EXTRAIT CHOISI -

####

Il faut donc un paiement, mais « la rémunération d’un service fourni par un prestataire dans le cadre de son activité économique n’est pas nécessairement versée par les personnes qui en bénéficient ». La Cour souligne qu’il en va notamment ainsi lorsqu’une prestation réalisée à titre gratuit est fournie par un prestataire à des fins publicitaires pour des biens vendus ou des services fournis par ce prestataire, le coût de cette activité étant alors intégré dans le prix de vente de ces biens ou de ces services (arrêt du 15 septembre 2016, Mc Fadden).

Appliquant cela au cas d’espèce, la Cour juge qu’en souscrivant à ce service, lesdits utilisateurs obtenaient le droit d’accéder gratuitement à un certain nombre d’articles et que « la prestation d’un tel service a surtout un but publicitaire consistant à promouvoir le contenu payant fourni par Inteligo Media, le coût de ce service étant intégré dans le prix de ce contenu. » Dans ces conditions, elle considère « qu’une rémunération indirecte, intégrée dans le prix de vente de l’abonnement complet offert par ce prestataire, telle que celle en cause au principal, répond à l’exigence de paiement (…) ».

####

ENTRÉES FOURNIES -
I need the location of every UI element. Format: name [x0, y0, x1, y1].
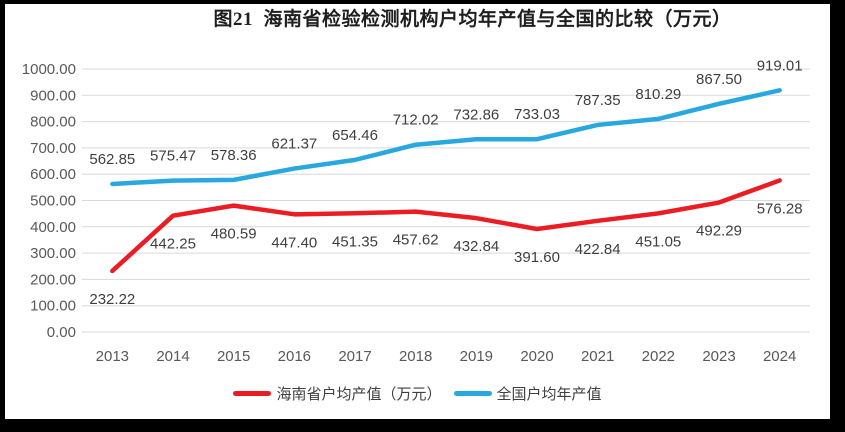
line-chart-plot: 0.00 100.00 200.00 300.00 400.00 500.00 600.00…	[22, 57, 810, 365]
x-axis-tick-label: 2018	[399, 348, 432, 365]
data-label-1: 733.03	[514, 106, 560, 123]
y-axis-tick-label: 800.00	[30, 114, 76, 131]
data-label-0: 442.25	[150, 236, 196, 253]
series-line-0	[110, 178, 782, 274]
x-axis-tick-label: 2014	[156, 348, 189, 365]
chart-title: 图21 海南省检验检测机构户均年产值与全国的比较（万元）	[213, 9, 732, 30]
data-label-0: 391.60	[514, 249, 560, 266]
y-axis-tick-label: 0.00	[47, 324, 76, 341]
y-axis-tick-label: 1000.00	[22, 61, 76, 78]
legend-swatch-hainan-line	[233, 391, 272, 396]
legend-item-hainan: 海南省户均产值（万元）	[233, 383, 442, 404]
y-axis-tick-label: 200.00	[30, 271, 76, 288]
chart-legend: 海南省户均产值（万元） 全国户均年产值	[5, 383, 830, 404]
data-label-0: 457.62	[393, 232, 439, 249]
x-axis-tick-label: 2015	[217, 348, 250, 365]
data-label-0: 432.84	[453, 238, 499, 255]
data-label-0: 451.05	[635, 233, 681, 250]
data-label-0: 451.35	[332, 233, 378, 250]
data-label-0: 422.84	[575, 241, 621, 258]
data-label-0: 447.40	[271, 234, 317, 251]
x-axis-tick-label: 2022	[642, 348, 675, 365]
data-label-1: 787.35	[575, 92, 621, 109]
data-label-1: 732.86	[453, 106, 499, 123]
data-label-0: 492.29	[696, 223, 742, 240]
y-axis-tick-label: 100.00	[30, 298, 76, 315]
x-axis-tick-label: 2020	[520, 348, 553, 365]
data-label-1: 654.46	[332, 127, 378, 144]
data-label-0: 232.22	[89, 291, 135, 308]
y-axis-tick-label: 600.00	[30, 166, 76, 183]
x-axis-tick-label: 2013	[96, 348, 129, 365]
x-axis-tick-label: 2023	[702, 348, 735, 365]
data-label-1: 712.02	[393, 112, 439, 129]
data-label-1: 562.85	[89, 151, 135, 168]
legend-label-national: 全国户均年产值	[496, 386, 602, 403]
y-axis-tick-label: 700.00	[30, 140, 76, 157]
legend-swatch-national-line	[453, 391, 492, 396]
x-axis-tick-label: 2024	[763, 348, 796, 365]
data-label-1: 621.37	[271, 136, 317, 153]
series-line-1	[110, 88, 782, 187]
data-label-0: 576.28	[757, 200, 803, 217]
y-axis-tick-label: 500.00	[30, 193, 76, 210]
data-label-0: 480.59	[211, 226, 257, 243]
data-label-1: 578.36	[211, 147, 257, 164]
legend-item-national: 全国户均年产值	[453, 383, 602, 404]
y-axis-tick-label: 900.00	[30, 87, 76, 104]
data-label-1: 919.01	[757, 57, 803, 74]
x-axis-tick-label: 2016	[278, 348, 311, 365]
data-label-1: 867.50	[696, 71, 742, 88]
chart-canvas: 图21 海南省检验检测机构户均年产值与全国的比较（万元） 0.00 100.00 2…	[5, 4, 830, 419]
x-axis-tick-label: 2017	[338, 348, 371, 365]
data-label-1: 575.47	[150, 148, 196, 165]
y-axis-tick-label: 400.00	[30, 219, 76, 236]
x-axis-tick-label: 2021	[581, 348, 614, 365]
y-axis-tick-label: 300.00	[30, 245, 76, 262]
legend-label-hainan: 海南省户均产值（万元）	[276, 386, 442, 403]
data-label-1: 810.29	[635, 86, 681, 103]
x-axis-tick-label: 2019	[460, 348, 493, 365]
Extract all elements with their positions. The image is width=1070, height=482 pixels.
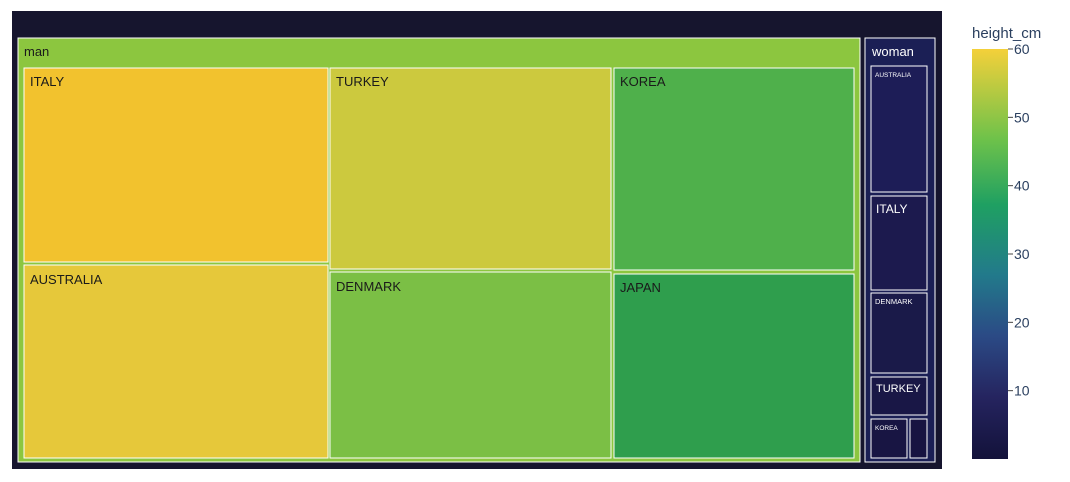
- tile-rect[interactable]: [329, 271, 612, 459]
- tile-woman-other[interactable]: [909, 418, 928, 459]
- tile-woman-italy[interactable]: ITALY: [870, 195, 928, 291]
- tile-label: JAPAN: [620, 280, 661, 295]
- tile-woman-turkey[interactable]: TURKEY: [870, 376, 928, 416]
- tile-man-denmark[interactable]: DENMARK: [329, 271, 612, 459]
- tile-woman-australia[interactable]: AUSTRALIA: [870, 65, 928, 193]
- tile-rect[interactable]: [23, 67, 329, 263]
- tile-man-japan[interactable]: JAPAN: [613, 273, 855, 459]
- tile-rect[interactable]: [870, 195, 928, 291]
- group-man[interactable]: man ITALY AUSTRALIA TURKEY DENMARK KOREA…: [17, 37, 861, 463]
- tile-rect[interactable]: [870, 65, 928, 193]
- tile-label: TURKEY: [876, 383, 921, 395]
- tile-label: KOREA: [875, 425, 898, 432]
- group-woman-label: woman: [871, 44, 914, 59]
- colorbar-ticks: 10 20 30 40 50 60: [1008, 41, 1030, 399]
- colorbar-tick-label: 50: [1014, 109, 1030, 125]
- tile-man-turkey[interactable]: TURKEY: [329, 67, 612, 270]
- group-man-label: man: [24, 44, 49, 59]
- tile-label: DENMARK: [336, 279, 401, 294]
- colorbar-tick-label: 40: [1014, 178, 1030, 194]
- tile-rect[interactable]: [870, 418, 908, 459]
- tile-label: AUSTRALIA: [875, 72, 912, 79]
- tile-woman-denmark[interactable]: DENMARK: [870, 292, 928, 374]
- tile-rect[interactable]: [613, 273, 855, 459]
- tile-woman-korea[interactable]: KOREA: [870, 418, 908, 459]
- tile-rect[interactable]: [870, 292, 928, 374]
- group-woman[interactable]: woman AUSTRALIA ITALY DENMARK TURKEY KOR…: [864, 37, 936, 463]
- tile-label: TURKEY: [336, 74, 389, 89]
- colorbar-tick-label: 60: [1014, 41, 1030, 57]
- colorbar: height_cm 10 20 30 40 50 60: [972, 25, 1041, 459]
- tile-label: KOREA: [620, 74, 666, 89]
- tile-rect[interactable]: [329, 67, 612, 270]
- colorbar-tick-label: 10: [1014, 383, 1030, 399]
- tile-label: DENMARK: [875, 297, 913, 306]
- tile-rect[interactable]: [613, 67, 855, 271]
- tile-man-italy[interactable]: ITALY: [23, 67, 329, 263]
- tile-man-korea[interactable]: KOREA: [613, 67, 855, 271]
- tile-rect[interactable]: [870, 376, 928, 416]
- tile-label: AUSTRALIA: [30, 272, 103, 287]
- colorbar-tick-label: 20: [1014, 314, 1030, 330]
- tile-label: ITALY: [876, 202, 908, 216]
- tile-label: ITALY: [30, 74, 65, 89]
- tile-rect[interactable]: [23, 264, 329, 459]
- tile-man-australia[interactable]: AUSTRALIA: [23, 264, 329, 459]
- colorbar-title: height_cm: [972, 25, 1041, 42]
- colorbar-gradient: [972, 49, 1008, 459]
- tile-rect[interactable]: [909, 418, 928, 459]
- colorbar-tick-label: 30: [1014, 246, 1030, 262]
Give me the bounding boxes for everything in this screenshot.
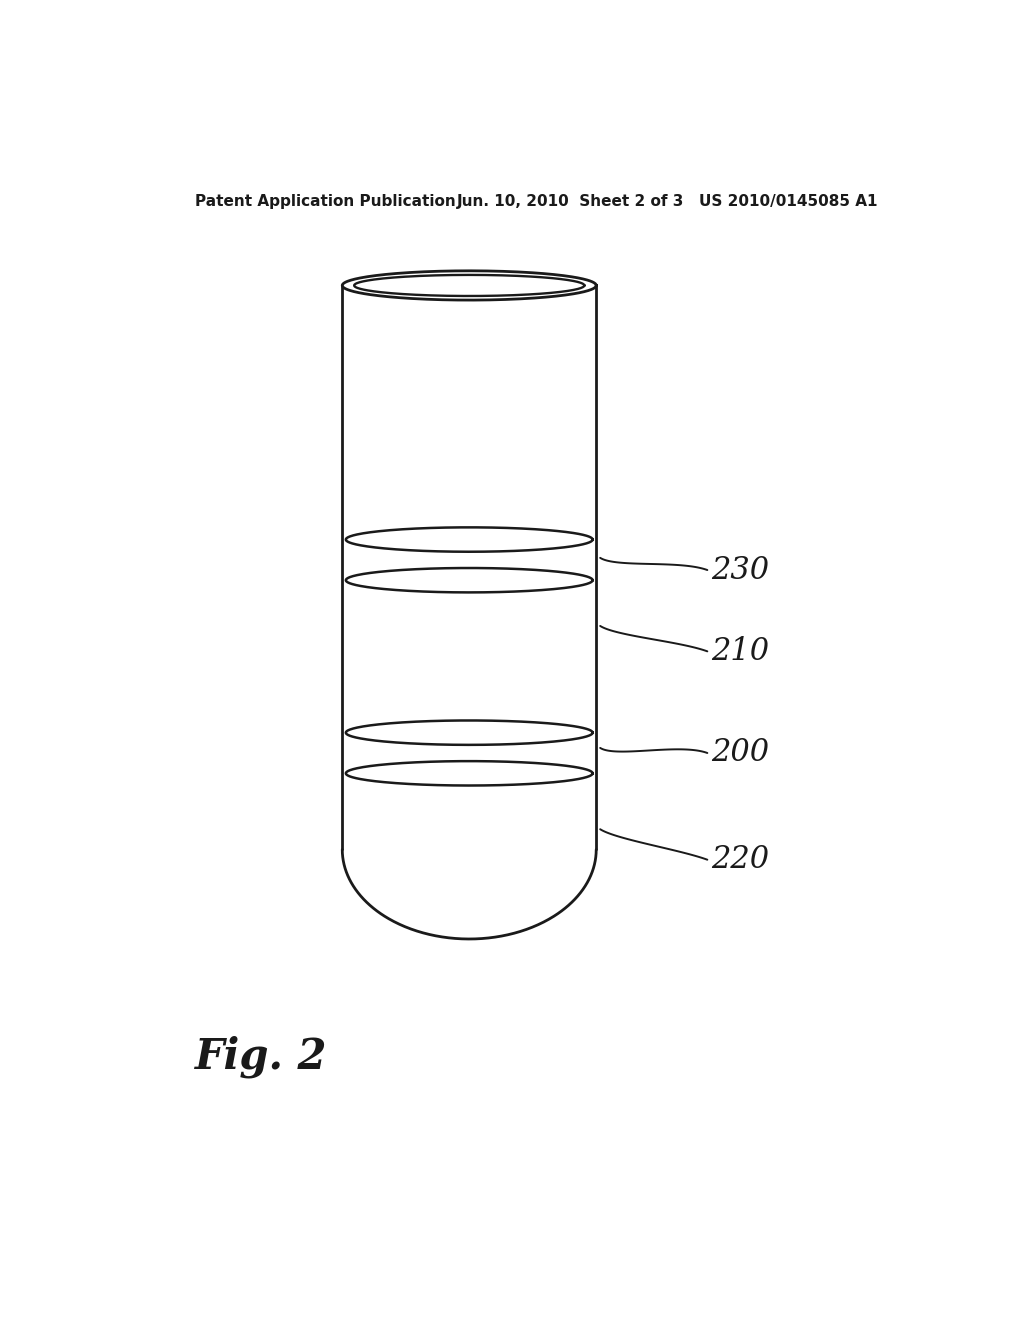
Text: Patent Application Publication: Patent Application Publication (196, 194, 457, 209)
Text: 220: 220 (712, 845, 769, 875)
Text: 230: 230 (712, 554, 769, 586)
Text: Fig. 2: Fig. 2 (196, 1036, 328, 1078)
Text: US 2010/0145085 A1: US 2010/0145085 A1 (699, 194, 878, 209)
Text: 200: 200 (712, 738, 769, 768)
Text: 210: 210 (712, 636, 769, 667)
Text: Jun. 10, 2010  Sheet 2 of 3: Jun. 10, 2010 Sheet 2 of 3 (458, 194, 685, 209)
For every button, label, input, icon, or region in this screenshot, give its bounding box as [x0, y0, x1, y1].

####

ÉNONCÉ ÉCRIT 1 -
Indiquez si chacune des affirmations suivantes concorde avec l'extrait choisi, en répondant par oui ou par non et en citant les mots décisifs du texte : (a) la rémunération d'un service est toujours versée par les personnes qui en bénéficient ; (b) la Cour estime que le service en cause a surtout un but publicitaire ; (c) la Cour juge qu'une rémunération indirecte ne satisfait pas à l'exigence de paiement.
ÉNONCÉ ÉCRIT 2 -
Résumez l'extrait choisi en deux phrases.

RÉPONSE COMPLÈTE 1 -
(a) Non : « n’est pas nécessairement versée par les personnes qui en bénéficient ».
(b) Oui : « la prestation d’un tel service a surtout un but publicitaire ».
(c) Non : « répond à l’exigence de paiement ».

RÉPONSE COMPLÈTE 2 -
La Cour rappelle qu'un service doit faire l'objet d'un paiement, mais que celui-ci n'est pas nécessairement versé par ses bénéficiaires, notamment lorsqu'une prestation gratuite à des fins publicitaires voit son coût intégré dans le prix d'autres biens ou services. Appliquant ce principe, elle juge que le service donnant accès gratuitement à des articles vise surtout à promouvoir le contenu payant d'Inteligo Media et que cette rémunération indirecte, intégrée dans le prix de l'abonnement complet, répond à l'exigence de paiement.